Repeat every line exactly, keeping the pictures out of the copy.

────────────────────

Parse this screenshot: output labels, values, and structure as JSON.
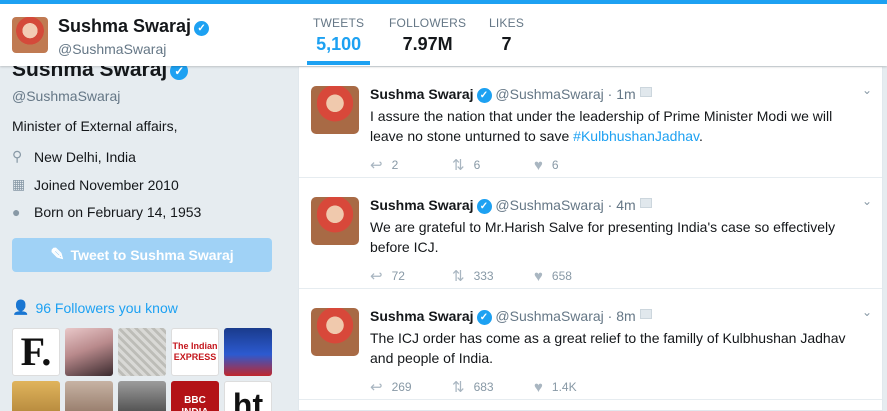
{
  "header": {
    "name": "Sushma Swaraj",
    "handle": "@SushmaSwaraj",
    "stats": [
      {
        "label": "TWEETS",
        "value": "5,100"
      },
      {
        "label": "FOLLOWERS",
        "value": "7.97M"
      },
      {
        "label": "LIKES",
        "value": "7"
      }
    ]
  },
  "profile": {
    "name": "Sushma Swaraj",
    "handle": "@SushmaSwaraj",
    "bio": "Minister of External affairs,",
    "location": "New Delhi, India",
    "joined": "Joined November 2010",
    "born": "Born on February 14, 1953",
    "tweet_to": "Tweet to Sushma Swaraj",
    "followers_you_know": "96 Followers you know",
    "thumbs": [
      {
        "text": "F."
      },
      {
        "text": ""
      },
      {
        "text": ""
      },
      {
        "text": "The Indian EXPRESS"
      },
      {
        "text": ""
      },
      {
        "text": ""
      },
      {
        "text": ""
      },
      {
        "text": ""
      },
      {
        "text": "BBC INDIA"
      },
      {
        "text": "ht"
      }
    ]
  },
  "tweets": [
    {
      "name": "Sushma Swaraj",
      "handle": "@SushmaSwaraj",
      "time": "1m",
      "text": "I assure the nation that under the leadership of Prime Minister Modi we will leave no stone unturned to save ",
      "hashtag": "#KulbhushanJadhav",
      "suffix": ".",
      "replies": "2",
      "retweets": "6",
      "likes": "6"
    },
    {
      "name": "Sushma Swaraj",
      "handle": "@SushmaSwaraj",
      "time": "4m",
      "text": "We are grateful to Mr.Harish Salve for presenting India's case so effectively before ICJ.",
      "hashtag": "",
      "suffix": "",
      "replies": "72",
      "retweets": "333",
      "likes": "658"
    },
    {
      "name": "Sushma Swaraj",
      "handle": "@SushmaSwaraj",
      "time": "8m",
      "text": "The ICJ order has come as a great relief to the familly of Kulbhushan Jadhav and people of India.",
      "hashtag": "",
      "suffix": "",
      "replies": "269",
      "retweets": "683",
      "likes": "1.4K"
    }
  ],
  "colors": {
    "accent": "#1da1f2",
    "background": "#e6ecf0",
    "muted": "#657786"
  }
}
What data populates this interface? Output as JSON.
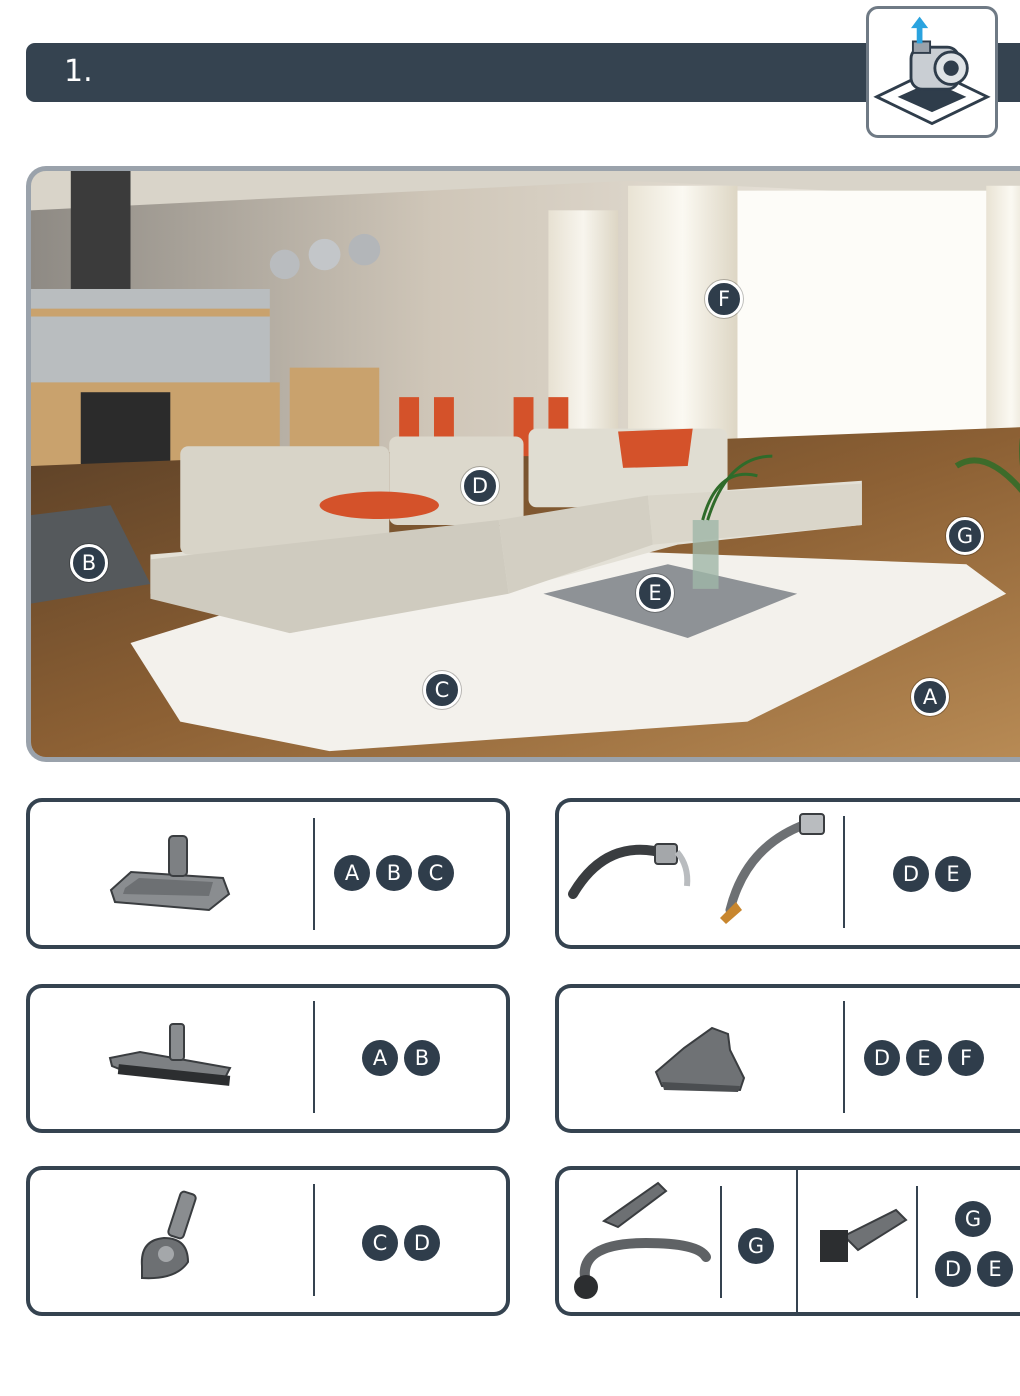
{
  "header": {
    "step_number": "1."
  },
  "room_labels": [
    "A",
    "B",
    "C",
    "D",
    "E",
    "F",
    "G"
  ],
  "accessories": [
    {
      "tool": "floor-nozzle",
      "surfaces": [
        "A",
        "B",
        "C"
      ]
    },
    {
      "tool": "hose-and-wand",
      "surfaces": [
        "D",
        "E"
      ]
    },
    {
      "tool": "parquet-brush",
      "surfaces": [
        "A",
        "B"
      ]
    },
    {
      "tool": "upholstery-nozzle",
      "surfaces": [
        "D",
        "E",
        "F"
      ]
    },
    {
      "tool": "turbo-brush",
      "surfaces": [
        "C",
        "D"
      ]
    },
    {
      "tool": "crevice-tool-flexible",
      "surfaces": [
        "G"
      ]
    },
    {
      "tool": "dusting-brush",
      "surfaces": [
        "G",
        "D",
        "E"
      ]
    }
  ],
  "colors": {
    "dark": "#354350",
    "badge": "#2f3d4b",
    "accent": "#e2572d"
  }
}
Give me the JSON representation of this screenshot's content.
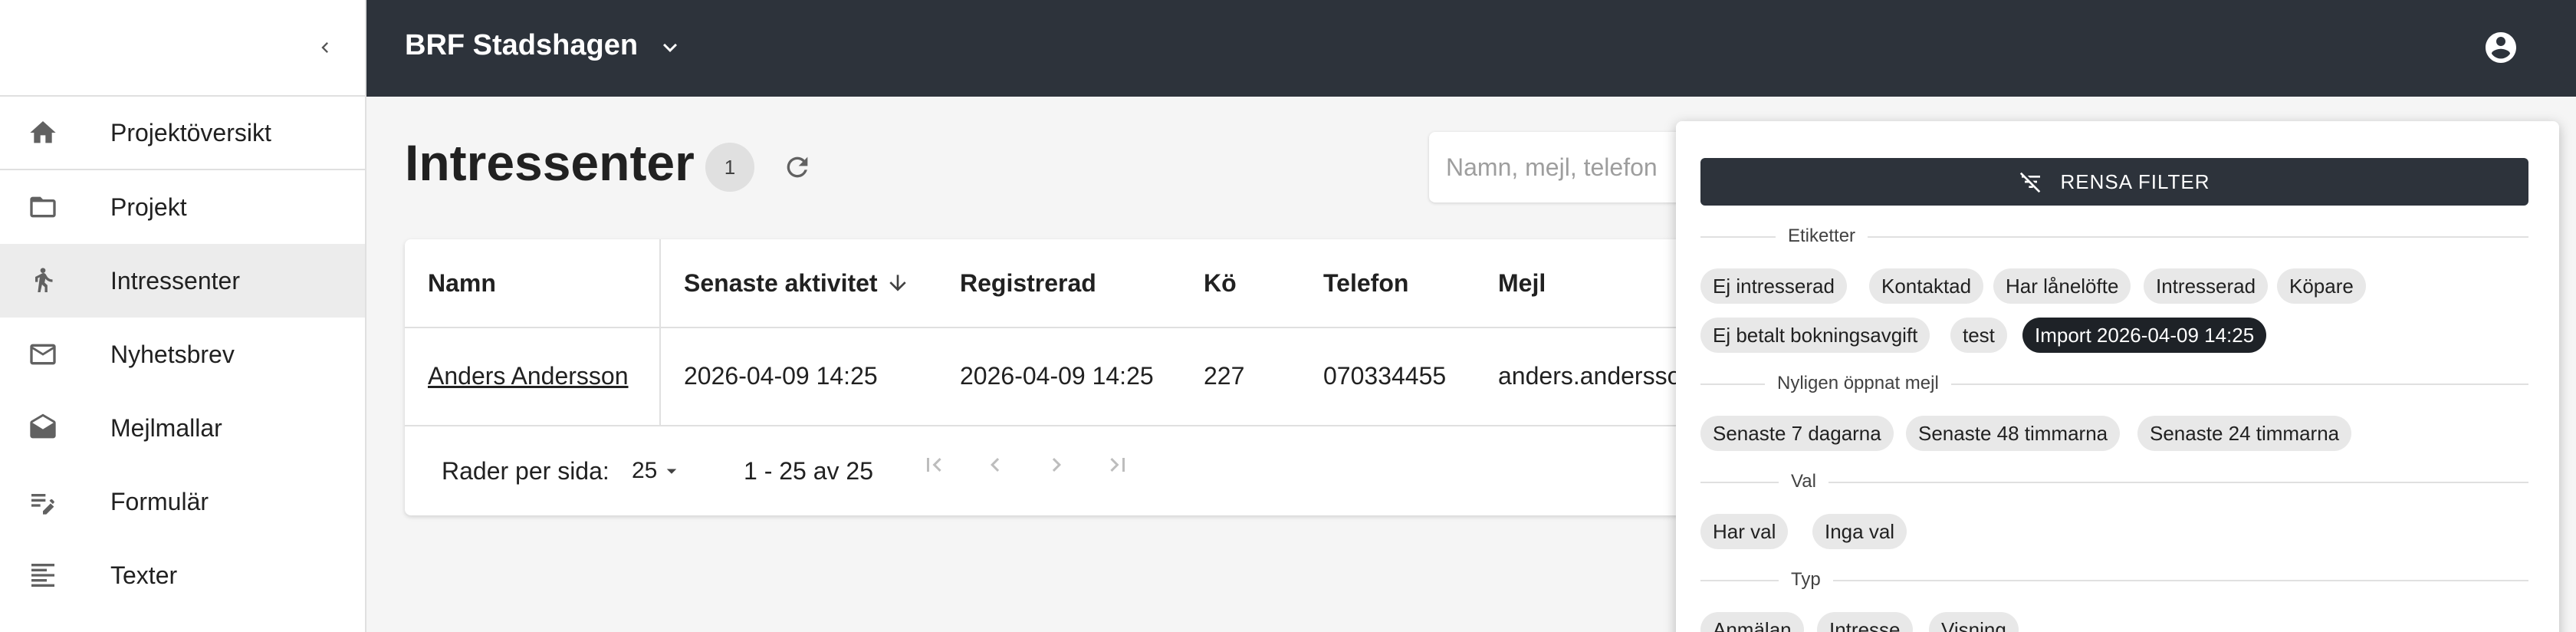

────────────────────

Response to this task:
Parse this screenshot: output labels, values, and structure as JSON.
{
  "header": {
    "name": "Sushma Swaraj",
    "handle": "@SushmaSwaraj",
    "stats": [
      {
        "label": "TWEETS",
        "value": "5,100"
      },
      {
        "label": "FOLLOWERS",
        "value": "7.97M"
      },
      {
        "label": "LIKES",
        "value": "7"
      }
    ]
  },
  "profile": {
    "name": "Sushma Swaraj",
    "handle": "@SushmaSwaraj",
    "bio": "Minister of External affairs,",
    "location": "New Delhi, India",
    "joined": "Joined November 2010",
    "born": "Born on February 14, 1953",
    "tweet_to": "Tweet to Sushma Swaraj",
    "followers_you_know": "96 Followers you know",
    "thumbs": [
      {
        "text": "F."
      },
      {
        "text": ""
      },
      {
        "text": ""
      },
      {
        "text": "The Indian EXPRESS"
      },
      {
        "text": ""
      },
      {
        "text": ""
      },
      {
        "text": ""
      },
      {
        "text": ""
      },
      {
        "text": "BBC INDIA"
      },
      {
        "text": "ht"
      }
    ]
  },
  "tweets": [
    {
      "name": "Sushma Swaraj",
      "handle": "@SushmaSwaraj",
      "time": "1m",
      "text": "I assure the nation that under the leadership of Prime Minister Modi we will leave no stone unturned to save ",
      "hashtag": "#KulbhushanJadhav",
      "suffix": ".",
      "replies": "2",
      "retweets": "6",
      "likes": "6"
    },
    {
      "name": "Sushma Swaraj",
      "handle": "@SushmaSwaraj",
      "time": "4m",
      "text": "We are grateful to Mr.Harish Salve for presenting India's case so effectively before ICJ.",
      "hashtag": "",
      "suffix": "",
      "replies": "72",
      "retweets": "333",
      "likes": "658"
    },
    {
      "name": "Sushma Swaraj",
      "handle": "@SushmaSwaraj",
      "time": "8m",
      "text": "The ICJ order has come as a great relief to the familly of Kulbhushan Jadhav and people of India.",
      "hashtag": "",
      "suffix": "",
      "replies": "269",
      "retweets": "683",
      "likes": "1.4K"
    }
  ],
  "colors": {
    "accent": "#1da1f2",
    "background": "#e6ecf0",
    "muted": "#657786"
  }
}
What data populates this interface? Output as JSON.
{
  "header": {
    "step_number": "1."
  },
  "room_labels": [
    "A",
    "B",
    "C",
    "D",
    "E",
    "F",
    "G"
  ],
  "accessories": [
    {
      "tool": "floor-nozzle",
      "surfaces": [
        "A",
        "B",
        "C"
      ]
    },
    {
      "tool": "hose-and-wand",
      "surfaces": [
        "D",
        "E"
      ]
    },
    {
      "tool": "parquet-brush",
      "surfaces": [
        "A",
        "B"
      ]
    },
    {
      "tool": "upholstery-nozzle",
      "surfaces": [
        "D",
        "E",
        "F"
      ]
    },
    {
      "tool": "turbo-brush",
      "surfaces": [
        "C",
        "D"
      ]
    },
    {
      "tool": "crevice-tool-flexible",
      "surfaces": [
        "G"
      ]
    },
    {
      "tool": "dusting-brush",
      "surfaces": [
        "G",
        "D",
        "E"
      ]
    }
  ],
  "colors": {
    "dark": "#354350",
    "badge": "#2f3d4b",
    "accent": "#e2572d"
  }
}
Give me the JSON representation of this screenshot's content.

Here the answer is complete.